→ **Task to complete**
Return every line from the records below that has the word "elements".

→ **Extracted material**
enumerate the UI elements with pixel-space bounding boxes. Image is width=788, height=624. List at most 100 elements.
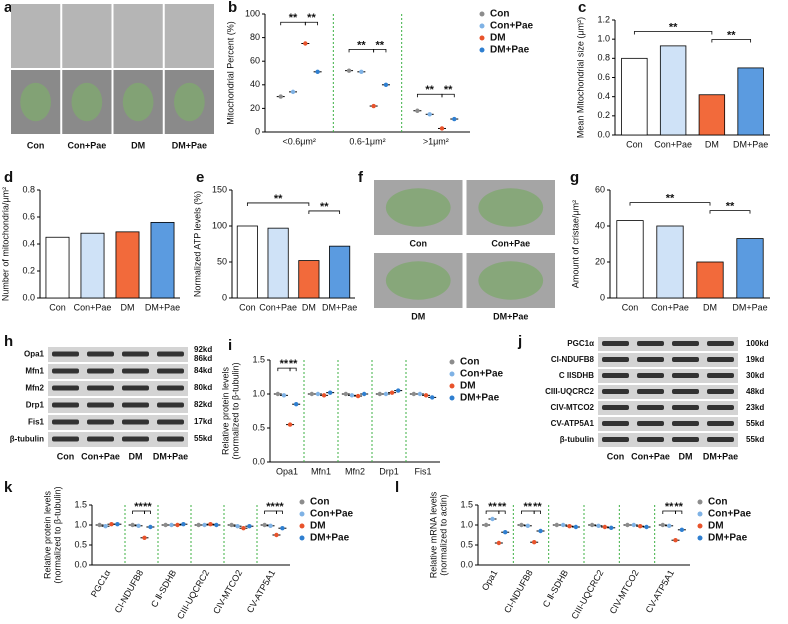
y-tick-label: 0.8 xyxy=(597,53,610,63)
blot-size: 48kd xyxy=(746,387,764,396)
blot-band xyxy=(637,373,664,378)
blot-size: 55kd xyxy=(194,434,212,443)
mean-dot xyxy=(452,116,457,122)
legend-marker xyxy=(697,523,703,529)
blot-band xyxy=(52,419,79,425)
mean-dot xyxy=(169,522,174,528)
y-tick-label: 0.0 xyxy=(460,559,473,569)
x-tick-label: Opa1 xyxy=(480,568,500,592)
y-tick-label: 0 xyxy=(600,292,605,302)
sig-bracket xyxy=(308,210,341,214)
mean-dot xyxy=(349,393,355,398)
y-axis-label: Mitochondrial Percent (%) xyxy=(225,21,235,125)
y-axis-label: Amount of cristae/μm² xyxy=(570,200,580,288)
blot-size: 82kd xyxy=(194,400,212,409)
sig-label: ** xyxy=(357,39,366,51)
blot-name: PGC1α xyxy=(567,339,594,348)
sig-bracket xyxy=(709,210,751,214)
blot-band xyxy=(87,368,114,374)
y-tick-label: 0.2 xyxy=(22,265,35,275)
mito-overlay xyxy=(71,82,103,122)
mean-dot xyxy=(136,523,141,528)
blot-band xyxy=(637,437,664,442)
y-tick-label: 60 xyxy=(595,184,605,194)
x-tick-label: 0.6-1μm² xyxy=(349,136,385,146)
mean-dot xyxy=(531,540,537,545)
y-axis-label: Relative protein levels xyxy=(220,366,230,455)
mean-dot xyxy=(411,391,417,397)
blot-strip xyxy=(48,364,188,379)
mean-dot xyxy=(346,68,352,73)
sig-label: ** xyxy=(274,193,283,205)
blot-band xyxy=(672,421,699,426)
sig-bracket xyxy=(711,39,752,43)
legend-marker xyxy=(479,23,485,29)
legend-label: Con xyxy=(460,357,479,368)
blot-band xyxy=(672,389,699,394)
blot-name: C IISDHB xyxy=(559,371,594,380)
blot-size: 100kd xyxy=(746,339,769,348)
mean-dot xyxy=(315,391,321,397)
mean-dot xyxy=(496,540,502,546)
mean-dot xyxy=(109,522,114,527)
mean-dot xyxy=(625,522,630,528)
mean-dot xyxy=(573,524,579,530)
mean-dot xyxy=(274,532,279,538)
mean-dot xyxy=(359,69,364,75)
blot-band xyxy=(602,341,629,346)
blot-strip xyxy=(598,353,738,367)
bar xyxy=(698,94,726,136)
mean-dot xyxy=(280,526,285,531)
mean-dot xyxy=(560,522,566,528)
mean-dot xyxy=(97,522,102,528)
sig-label: ** xyxy=(425,84,434,96)
x-tick-label: DM xyxy=(302,302,316,312)
lane-label: DM xyxy=(129,451,143,461)
legend-marker xyxy=(449,359,455,365)
blot-band xyxy=(52,402,79,408)
blot-size: 55kd xyxy=(746,435,764,444)
image-label: DM+Pae xyxy=(493,311,528,321)
mean-dot xyxy=(142,535,147,540)
mean-dot xyxy=(163,522,168,528)
blot-band xyxy=(672,341,699,346)
sig-label: ** xyxy=(266,501,275,513)
y-tick-label: 0 xyxy=(255,126,260,136)
legend-label: Con+Pae xyxy=(490,21,534,32)
blot-strip xyxy=(598,385,738,399)
panel-label: e xyxy=(196,169,204,186)
blot-size: 30kd xyxy=(746,371,764,380)
legend-marker xyxy=(697,535,703,541)
blot-size: 86kd xyxy=(194,354,212,363)
x-tick-label: >1μm² xyxy=(423,136,449,146)
x-tick-label: DM xyxy=(703,302,717,312)
blot-band xyxy=(707,421,734,426)
mean-dot xyxy=(389,390,395,395)
mean-dot xyxy=(278,94,283,99)
y-tick-label: 0.0 xyxy=(22,292,35,302)
blot-band xyxy=(707,357,734,362)
x-tick-label: CIV-MTCO2 xyxy=(211,568,244,615)
blot-strip xyxy=(598,433,738,447)
lane-label: DM xyxy=(679,451,693,461)
mean-dot xyxy=(596,523,601,528)
y-tick-label: 1.0 xyxy=(74,519,87,529)
blot-name: CIV-MTCO2 xyxy=(550,403,594,412)
bar xyxy=(736,238,764,299)
mean-dot xyxy=(275,391,281,397)
blot-size: 23kd xyxy=(746,403,764,412)
legend-label: Con+Pae xyxy=(460,369,504,380)
x-tick-label: PGC1α xyxy=(89,568,113,599)
blot-strip xyxy=(48,381,188,396)
x-tick-label: Con xyxy=(626,139,643,149)
y-axis-label: Relative protein levels xyxy=(42,490,52,579)
blot-name: Opa1 xyxy=(24,350,45,359)
blot-band xyxy=(87,436,114,442)
x-tick-label: CI-NDUFB8 xyxy=(113,568,146,615)
blot-size: 84kd xyxy=(194,366,212,375)
bar xyxy=(267,227,289,299)
sig-label: ** xyxy=(444,84,453,96)
x-tick-label: C Ⅱ-SDHB xyxy=(541,568,570,609)
y-tick-label: 1.0 xyxy=(252,388,265,398)
mean-dot xyxy=(637,524,643,529)
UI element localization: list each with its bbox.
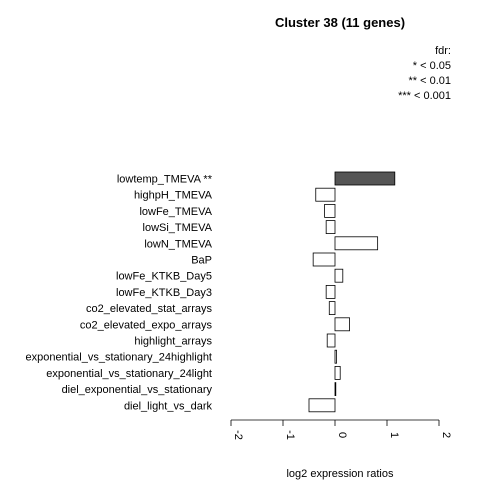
bar — [334, 365, 341, 380]
category-label: highpH_TMEVA — [134, 190, 213, 202]
legend-entry: fdr: — [435, 45, 451, 57]
category-label: highlight_arrays — [134, 336, 212, 348]
bar — [334, 268, 344, 283]
category-label: exponential_vs_stationary_24light — [46, 368, 212, 380]
tick-label: -2 — [232, 430, 244, 440]
category-label: lowFe_KTKB_Day5 — [116, 271, 212, 283]
bar — [308, 398, 336, 413]
x-axis-label: log2 expression ratios — [286, 468, 394, 480]
legend: fdr: * < 0.05 ** < 0.01 *** < 0.001 — [398, 45, 451, 102]
bar — [312, 252, 336, 267]
chart-title: Cluster 38 (11 genes) — [275, 15, 405, 30]
tick-label: 0 — [336, 432, 348, 438]
category-label: lowtemp_TMEVA ** — [117, 174, 213, 186]
category-label: lowFe_KTKB_Day3 — [116, 287, 212, 299]
category-label: BaP — [191, 255, 212, 267]
category-label: diel_light_vs_dark — [124, 400, 213, 412]
bar — [334, 349, 337, 364]
category-label: diel_exponential_vs_stationary — [62, 384, 213, 396]
category-label: lowN_TMEVA — [144, 238, 212, 250]
bar — [334, 382, 337, 397]
category-label: co2_elevated_expo_arrays — [80, 319, 213, 331]
legend-entry: *** < 0.001 — [398, 90, 451, 102]
bar — [325, 220, 336, 235]
bar — [326, 333, 336, 348]
bar — [324, 203, 336, 218]
legend-entry: ** < 0.01 — [408, 75, 451, 87]
bar — [328, 301, 336, 316]
category-label: co2_elevated_stat_arrays — [86, 303, 212, 315]
legend-entry: * < 0.05 — [413, 60, 451, 72]
category-label: exponential_vs_stationary_24highlight — [25, 352, 212, 364]
category-label: lowSi_TMEVA — [143, 222, 213, 234]
bar — [334, 236, 379, 251]
bar — [334, 171, 396, 186]
bar — [325, 284, 336, 299]
x-axis: -2 -1 0 1 2 — [230, 419, 452, 440]
bar — [334, 317, 350, 332]
bars — [308, 171, 396, 413]
bar — [315, 187, 336, 202]
tick-label: -1 — [284, 430, 296, 440]
category-labels: lowtemp_TMEVA ** highpH_TMEVA lowFe_TMEVAl… — [25, 174, 212, 413]
tick-label: 2 — [440, 432, 452, 438]
category-label: lowFe_TMEVA — [139, 206, 212, 218]
tick-label: 1 — [388, 432, 400, 438]
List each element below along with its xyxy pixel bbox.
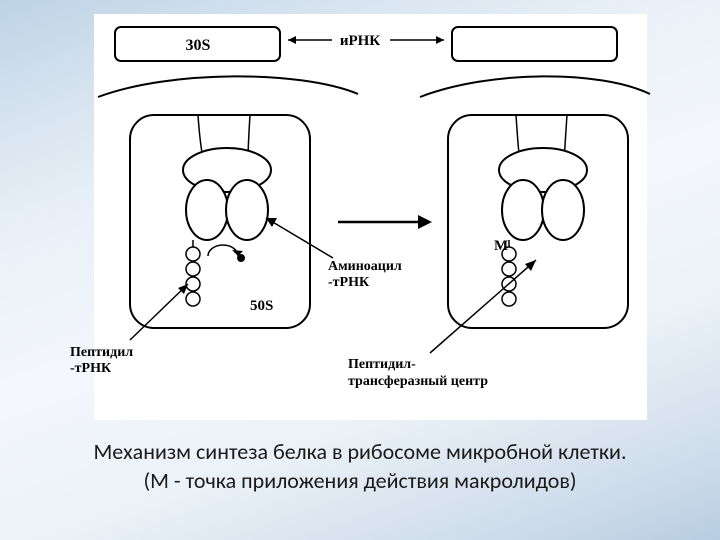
label-pcenter-1: Пептидил- [348,357,416,372]
label-m: М [494,238,508,254]
box-right-empty [452,27,617,61]
label-peptidyl-1: Пептидил [70,345,133,360]
pept-left-2 [186,262,200,276]
pept-left-3 [186,277,200,291]
ribo-left-big2 [226,180,268,240]
caption-line1: Механизм синтеза белка в рибосоме микроб… [93,438,626,465]
pept-left-1 [186,247,200,261]
caption-line2: (М - точка приложения действия макролидо… [143,467,576,494]
caption: Механизм синтеза белка в рибосоме микроб… [0,438,720,495]
ribo-left-big1 [186,180,228,240]
label-50s: 50S [250,298,273,314]
mrna-curve-left [98,76,358,97]
ribo-right-big2 [542,180,584,240]
slide-background: 30S иРНК [0,0,720,540]
label-30s: 30S [186,37,211,54]
label-peptidyl-2: -тРНК [70,361,112,376]
ribo-right-big1 [502,180,544,240]
process-dot [237,254,245,262]
mrna-curve-right [420,76,650,97]
label-aminoacyl-1: Аминоацил [328,259,402,274]
label-pcenter-2: трансферазный центр [348,374,488,389]
irnk-arrow-left-head [288,36,296,44]
big-arrow-head [418,215,432,229]
pept-left-4 [186,292,200,306]
label-irnk: иРНК [340,33,380,49]
irnk-arrow-right-head [436,36,444,44]
diagram-svg: 30S иРНК [0,0,720,430]
pept-right-2 [502,262,516,276]
pept-right-4 [502,292,516,306]
label-aminoacyl-2: -тРНК [328,275,370,290]
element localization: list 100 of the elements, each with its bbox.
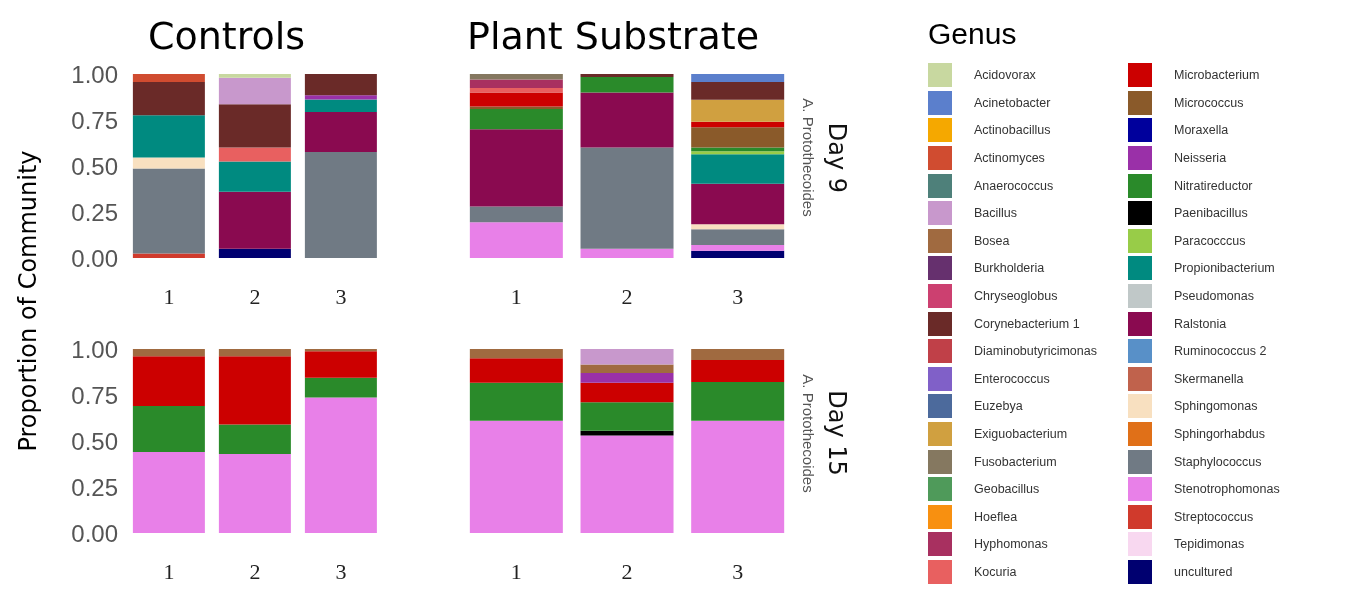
bar: [580, 248, 674, 258]
x-tick-label: 1: [163, 558, 175, 584]
x-tick-label: 2: [621, 558, 633, 584]
bar: [691, 349, 785, 361]
bar: [691, 250, 785, 258]
legend-label: Bacillus: [974, 206, 1018, 221]
legend-label: Microbacterium: [1174, 68, 1260, 83]
legend-label: Actinobacillus: [974, 123, 1051, 138]
bar: [580, 91, 674, 148]
bar: [580, 73, 674, 77]
y-axis-title: Proportion of Community: [14, 149, 42, 452]
bar: [691, 121, 785, 127]
text: A. Protothecoides: [799, 373, 817, 493]
bar: [132, 253, 205, 258]
bar: [304, 351, 377, 378]
legend-label: Enterococcus: [974, 371, 1050, 386]
bar: [218, 248, 291, 258]
bar: [132, 114, 205, 158]
legend-label: Kocuria: [974, 564, 1017, 579]
x-tick-label: 3: [732, 558, 744, 584]
bar: [691, 126, 785, 148]
legend-label: Hyphomonas: [974, 537, 1048, 552]
legend-label: Corynebacterium 1: [974, 316, 1080, 331]
bar: [691, 244, 785, 251]
bar: [132, 452, 205, 533]
legend-label: Actinomyces: [974, 151, 1045, 166]
bar: [580, 372, 674, 383]
bar: [132, 81, 205, 115]
legend-label: Staphylococcus: [1174, 454, 1262, 469]
legend-label: Burkholderia: [974, 261, 1045, 276]
bar: [469, 91, 563, 106]
y-tick-label: 0.00: [71, 519, 118, 547]
legend-label: Paracocccus: [1174, 233, 1246, 248]
legend-label: Sphingomonas: [1174, 399, 1258, 414]
bar: [691, 223, 785, 229]
bar: [218, 349, 291, 357]
y-tick-label: 0.75: [71, 106, 118, 134]
bar: [580, 76, 674, 92]
bar: [218, 77, 291, 104]
bar: [218, 103, 291, 148]
bar: [469, 349, 563, 359]
bar: [218, 453, 291, 533]
y-tick-label: 0.50: [71, 427, 118, 455]
bar: [691, 153, 785, 184]
x-tick-label: 3: [335, 283, 347, 309]
x-tick-label: 1: [163, 283, 175, 309]
bar: [691, 81, 785, 100]
legend-label: Neisseria: [1174, 151, 1227, 166]
y-tick-label: 1.00: [71, 335, 118, 363]
legend-label: Propionibacterium: [1174, 261, 1275, 276]
bar: [469, 87, 563, 92]
bar: [469, 105, 563, 109]
legend-label: Chryseoglobus: [974, 289, 1058, 304]
legend-label: Sphingorhabdus: [1174, 427, 1266, 442]
legend-label: Acinetobacter: [974, 95, 1051, 110]
bar: [132, 406, 205, 453]
legend-label: Tepidimonas: [1174, 537, 1245, 552]
legend-label: Skermanella: [1174, 371, 1244, 386]
x-tick-label: 3: [732, 283, 744, 309]
chart-title: Controls: [147, 13, 306, 58]
y-tick-label: 0.50: [71, 152, 118, 180]
x-tick-label: 2: [249, 558, 261, 584]
legend-label: Paenibacillus: [1174, 206, 1248, 221]
legend-label: Moraxella: [1174, 123, 1229, 138]
legend-label: Euzebya: [974, 399, 1023, 414]
bar: [691, 228, 785, 245]
bar: [304, 73, 377, 95]
bar: [304, 151, 377, 258]
bar: [469, 221, 563, 258]
x-tick-label: 1: [510, 558, 522, 584]
legend-label: uncultured: [1174, 564, 1233, 579]
text: Day 15: [823, 390, 851, 476]
legend-label: Geobacillus: [974, 482, 1040, 497]
bar: [580, 147, 674, 249]
bar: [304, 397, 377, 533]
legend-label: Acidovorax: [974, 68, 1036, 83]
bar: [691, 420, 785, 533]
legend-label: Anaerococcus: [974, 178, 1054, 193]
y-tick-label: 0.00: [71, 244, 118, 272]
legend-label: Bosea: [974, 233, 1010, 248]
bar: [132, 356, 205, 407]
bar: [132, 157, 205, 169]
bar: [691, 99, 785, 122]
bar: [469, 382, 563, 421]
legend-label: Hoeflea: [974, 509, 1018, 524]
x-tick-label: 2: [249, 283, 261, 309]
legend-label: Ruminococcus 2: [1174, 344, 1267, 359]
bar: [218, 147, 291, 162]
bar: [691, 382, 785, 421]
bar: [218, 161, 291, 192]
bar: [469, 205, 563, 222]
chart-title: Plant Substrate: [466, 13, 760, 58]
legend-label: Micrococcus: [1174, 95, 1244, 110]
bar: [469, 358, 563, 383]
legend-label: Stenotrophomonas: [1174, 482, 1280, 497]
x-tick-label: 3: [335, 558, 347, 584]
bar: [304, 377, 377, 398]
y-tick-label: 0.25: [71, 473, 118, 501]
y-tick-label: 1.00: [71, 60, 118, 88]
bar: [218, 424, 291, 454]
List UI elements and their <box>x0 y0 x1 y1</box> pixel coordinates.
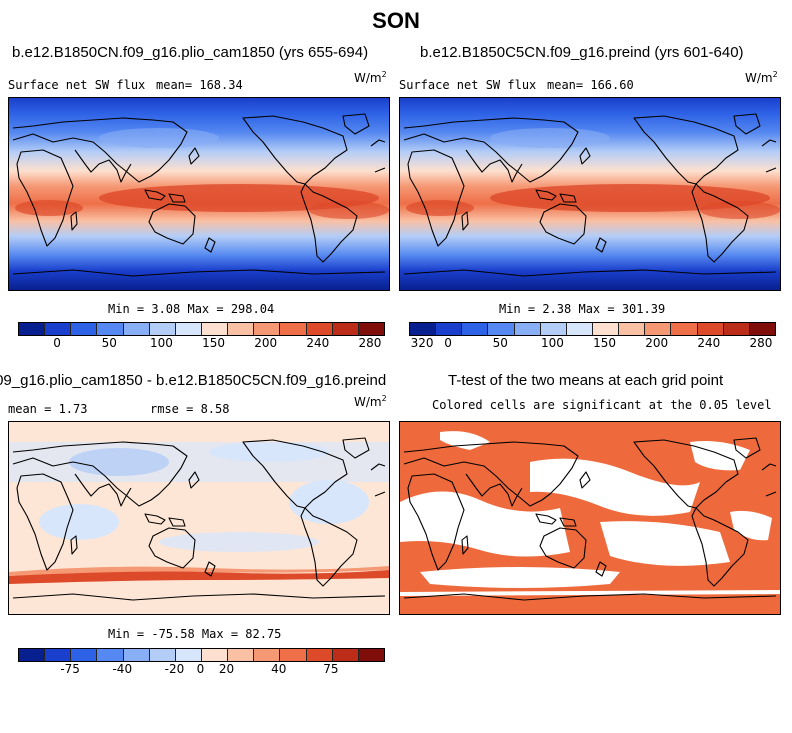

→ **Result of the exercise**
enumerate the UI elements with pixel-space bounding boxes. Image is width=788, height=624. List at most 100 elements.
element localization: list 100 of the elements, each with its bbox.
List UI elements and their <box>x0 y0 x1 y1</box> pixel coordinates.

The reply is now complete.